Look through the material and copy each line holding "hooked".

= = = = =

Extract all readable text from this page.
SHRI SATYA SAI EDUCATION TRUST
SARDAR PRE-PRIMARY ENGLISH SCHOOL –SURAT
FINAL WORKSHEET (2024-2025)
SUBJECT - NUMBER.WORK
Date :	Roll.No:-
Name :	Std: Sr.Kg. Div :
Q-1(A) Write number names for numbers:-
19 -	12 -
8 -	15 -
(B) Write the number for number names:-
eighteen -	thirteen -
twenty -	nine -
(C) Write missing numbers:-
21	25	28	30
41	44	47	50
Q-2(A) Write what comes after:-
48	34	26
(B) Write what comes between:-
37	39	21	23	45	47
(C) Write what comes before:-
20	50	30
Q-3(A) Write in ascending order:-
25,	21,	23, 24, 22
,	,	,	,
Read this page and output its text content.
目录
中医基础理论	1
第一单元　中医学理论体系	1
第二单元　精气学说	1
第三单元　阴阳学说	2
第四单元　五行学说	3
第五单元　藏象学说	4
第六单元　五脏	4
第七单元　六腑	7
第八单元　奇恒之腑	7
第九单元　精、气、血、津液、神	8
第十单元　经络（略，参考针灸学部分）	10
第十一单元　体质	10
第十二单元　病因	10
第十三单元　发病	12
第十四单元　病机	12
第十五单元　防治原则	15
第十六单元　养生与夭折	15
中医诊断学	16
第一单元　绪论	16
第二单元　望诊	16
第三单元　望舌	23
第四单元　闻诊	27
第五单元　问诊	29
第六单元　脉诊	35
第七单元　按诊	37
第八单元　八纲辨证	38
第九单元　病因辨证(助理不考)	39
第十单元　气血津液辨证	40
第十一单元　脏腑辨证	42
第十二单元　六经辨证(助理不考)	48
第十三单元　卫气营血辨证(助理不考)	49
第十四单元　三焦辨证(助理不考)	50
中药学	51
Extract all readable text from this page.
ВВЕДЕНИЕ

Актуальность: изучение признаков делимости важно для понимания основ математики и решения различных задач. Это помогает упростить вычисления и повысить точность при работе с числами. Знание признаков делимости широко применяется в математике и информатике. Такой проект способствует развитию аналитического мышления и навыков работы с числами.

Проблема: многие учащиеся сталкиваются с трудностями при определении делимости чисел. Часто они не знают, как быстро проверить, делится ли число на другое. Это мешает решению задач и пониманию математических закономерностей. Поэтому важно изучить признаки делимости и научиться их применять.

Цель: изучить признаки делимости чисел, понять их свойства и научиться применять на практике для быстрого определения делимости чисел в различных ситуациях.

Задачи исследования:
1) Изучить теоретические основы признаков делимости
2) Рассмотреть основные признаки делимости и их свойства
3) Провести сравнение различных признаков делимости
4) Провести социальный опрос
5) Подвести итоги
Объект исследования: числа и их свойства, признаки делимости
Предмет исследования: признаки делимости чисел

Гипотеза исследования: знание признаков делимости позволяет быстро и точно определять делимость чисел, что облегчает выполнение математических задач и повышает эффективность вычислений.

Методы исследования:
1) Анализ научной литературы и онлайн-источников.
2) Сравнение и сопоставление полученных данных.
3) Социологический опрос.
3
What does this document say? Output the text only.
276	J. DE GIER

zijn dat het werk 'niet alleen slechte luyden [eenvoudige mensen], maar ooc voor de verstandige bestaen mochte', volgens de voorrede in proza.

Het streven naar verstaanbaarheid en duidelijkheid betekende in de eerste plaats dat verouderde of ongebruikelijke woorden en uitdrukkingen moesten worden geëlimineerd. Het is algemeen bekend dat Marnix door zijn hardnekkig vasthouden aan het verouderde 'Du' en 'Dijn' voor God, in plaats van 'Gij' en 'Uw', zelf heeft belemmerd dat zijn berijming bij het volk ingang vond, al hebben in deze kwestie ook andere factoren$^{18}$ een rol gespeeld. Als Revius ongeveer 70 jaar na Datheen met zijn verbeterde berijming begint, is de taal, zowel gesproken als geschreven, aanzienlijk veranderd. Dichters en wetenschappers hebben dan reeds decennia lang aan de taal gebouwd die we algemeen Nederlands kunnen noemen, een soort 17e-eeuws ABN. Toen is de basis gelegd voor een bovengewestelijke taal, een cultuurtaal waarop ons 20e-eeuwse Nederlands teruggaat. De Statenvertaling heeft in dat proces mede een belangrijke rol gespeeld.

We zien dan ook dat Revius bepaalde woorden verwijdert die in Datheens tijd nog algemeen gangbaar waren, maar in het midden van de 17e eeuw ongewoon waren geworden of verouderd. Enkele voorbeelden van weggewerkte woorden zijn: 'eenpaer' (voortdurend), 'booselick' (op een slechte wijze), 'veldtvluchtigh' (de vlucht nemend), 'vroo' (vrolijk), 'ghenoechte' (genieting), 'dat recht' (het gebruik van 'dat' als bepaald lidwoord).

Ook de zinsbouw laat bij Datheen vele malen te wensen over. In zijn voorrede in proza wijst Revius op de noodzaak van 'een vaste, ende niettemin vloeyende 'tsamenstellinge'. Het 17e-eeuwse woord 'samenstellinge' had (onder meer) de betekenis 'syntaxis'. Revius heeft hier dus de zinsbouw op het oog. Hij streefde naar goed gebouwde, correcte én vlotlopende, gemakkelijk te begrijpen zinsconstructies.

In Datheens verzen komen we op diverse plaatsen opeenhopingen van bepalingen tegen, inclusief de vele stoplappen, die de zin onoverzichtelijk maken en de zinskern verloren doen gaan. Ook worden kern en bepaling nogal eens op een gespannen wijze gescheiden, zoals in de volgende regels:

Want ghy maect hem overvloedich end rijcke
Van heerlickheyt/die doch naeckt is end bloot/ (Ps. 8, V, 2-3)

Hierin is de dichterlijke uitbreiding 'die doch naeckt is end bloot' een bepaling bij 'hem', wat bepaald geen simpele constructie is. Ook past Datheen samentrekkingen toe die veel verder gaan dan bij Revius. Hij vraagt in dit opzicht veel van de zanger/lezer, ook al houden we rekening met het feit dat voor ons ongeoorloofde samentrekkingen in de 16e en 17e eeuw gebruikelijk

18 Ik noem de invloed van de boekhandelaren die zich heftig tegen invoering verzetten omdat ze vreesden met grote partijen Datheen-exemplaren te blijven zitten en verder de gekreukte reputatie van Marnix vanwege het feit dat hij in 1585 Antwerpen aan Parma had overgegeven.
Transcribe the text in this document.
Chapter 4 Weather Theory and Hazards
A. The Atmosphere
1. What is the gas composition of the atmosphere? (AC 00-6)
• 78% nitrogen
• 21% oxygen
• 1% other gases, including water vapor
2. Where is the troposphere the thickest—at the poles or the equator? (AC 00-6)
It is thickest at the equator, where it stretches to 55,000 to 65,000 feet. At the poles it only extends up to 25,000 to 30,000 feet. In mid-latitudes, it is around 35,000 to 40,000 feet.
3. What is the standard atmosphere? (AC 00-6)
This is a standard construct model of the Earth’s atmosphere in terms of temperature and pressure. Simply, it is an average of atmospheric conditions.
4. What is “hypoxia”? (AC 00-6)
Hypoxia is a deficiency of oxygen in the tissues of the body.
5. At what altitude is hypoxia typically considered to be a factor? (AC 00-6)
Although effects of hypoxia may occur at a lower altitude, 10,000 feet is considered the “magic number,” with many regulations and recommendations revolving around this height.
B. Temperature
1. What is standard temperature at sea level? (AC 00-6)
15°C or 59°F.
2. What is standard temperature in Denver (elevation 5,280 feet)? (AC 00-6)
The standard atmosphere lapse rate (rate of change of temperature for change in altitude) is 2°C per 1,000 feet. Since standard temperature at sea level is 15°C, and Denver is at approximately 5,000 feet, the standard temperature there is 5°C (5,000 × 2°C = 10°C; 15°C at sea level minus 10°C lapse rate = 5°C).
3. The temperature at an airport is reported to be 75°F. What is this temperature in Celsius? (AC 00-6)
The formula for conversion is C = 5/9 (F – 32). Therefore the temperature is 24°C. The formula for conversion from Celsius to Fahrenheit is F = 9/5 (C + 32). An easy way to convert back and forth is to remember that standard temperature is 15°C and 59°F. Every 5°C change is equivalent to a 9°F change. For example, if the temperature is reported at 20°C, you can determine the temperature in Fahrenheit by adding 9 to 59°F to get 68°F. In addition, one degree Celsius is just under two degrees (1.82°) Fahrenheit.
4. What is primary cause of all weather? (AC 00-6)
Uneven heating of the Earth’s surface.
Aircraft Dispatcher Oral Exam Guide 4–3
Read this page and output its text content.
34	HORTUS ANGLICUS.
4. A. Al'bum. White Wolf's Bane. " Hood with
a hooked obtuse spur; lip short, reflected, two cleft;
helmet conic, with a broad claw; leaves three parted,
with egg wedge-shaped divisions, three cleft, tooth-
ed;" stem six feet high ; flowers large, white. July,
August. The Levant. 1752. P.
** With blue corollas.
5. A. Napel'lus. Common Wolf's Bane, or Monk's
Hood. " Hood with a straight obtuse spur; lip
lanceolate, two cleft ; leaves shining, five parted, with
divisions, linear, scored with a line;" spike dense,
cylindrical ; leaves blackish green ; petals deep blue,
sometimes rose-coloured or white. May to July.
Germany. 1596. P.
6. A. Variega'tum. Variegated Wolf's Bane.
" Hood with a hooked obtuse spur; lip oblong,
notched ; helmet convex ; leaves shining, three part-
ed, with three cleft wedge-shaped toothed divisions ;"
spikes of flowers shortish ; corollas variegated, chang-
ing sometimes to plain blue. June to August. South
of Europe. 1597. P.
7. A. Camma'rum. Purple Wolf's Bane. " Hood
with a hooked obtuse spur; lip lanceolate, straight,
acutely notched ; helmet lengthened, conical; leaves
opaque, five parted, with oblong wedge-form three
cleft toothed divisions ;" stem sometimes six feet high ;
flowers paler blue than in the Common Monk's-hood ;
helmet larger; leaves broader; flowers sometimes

= = = = =

### SOLUTION
a hooked obtuse spur; lip short, reflected, two cleft;
" Hood with a hooked obtuse spur; lip oblong,
with a hooked obtuse spur; lip lanceolate, straight,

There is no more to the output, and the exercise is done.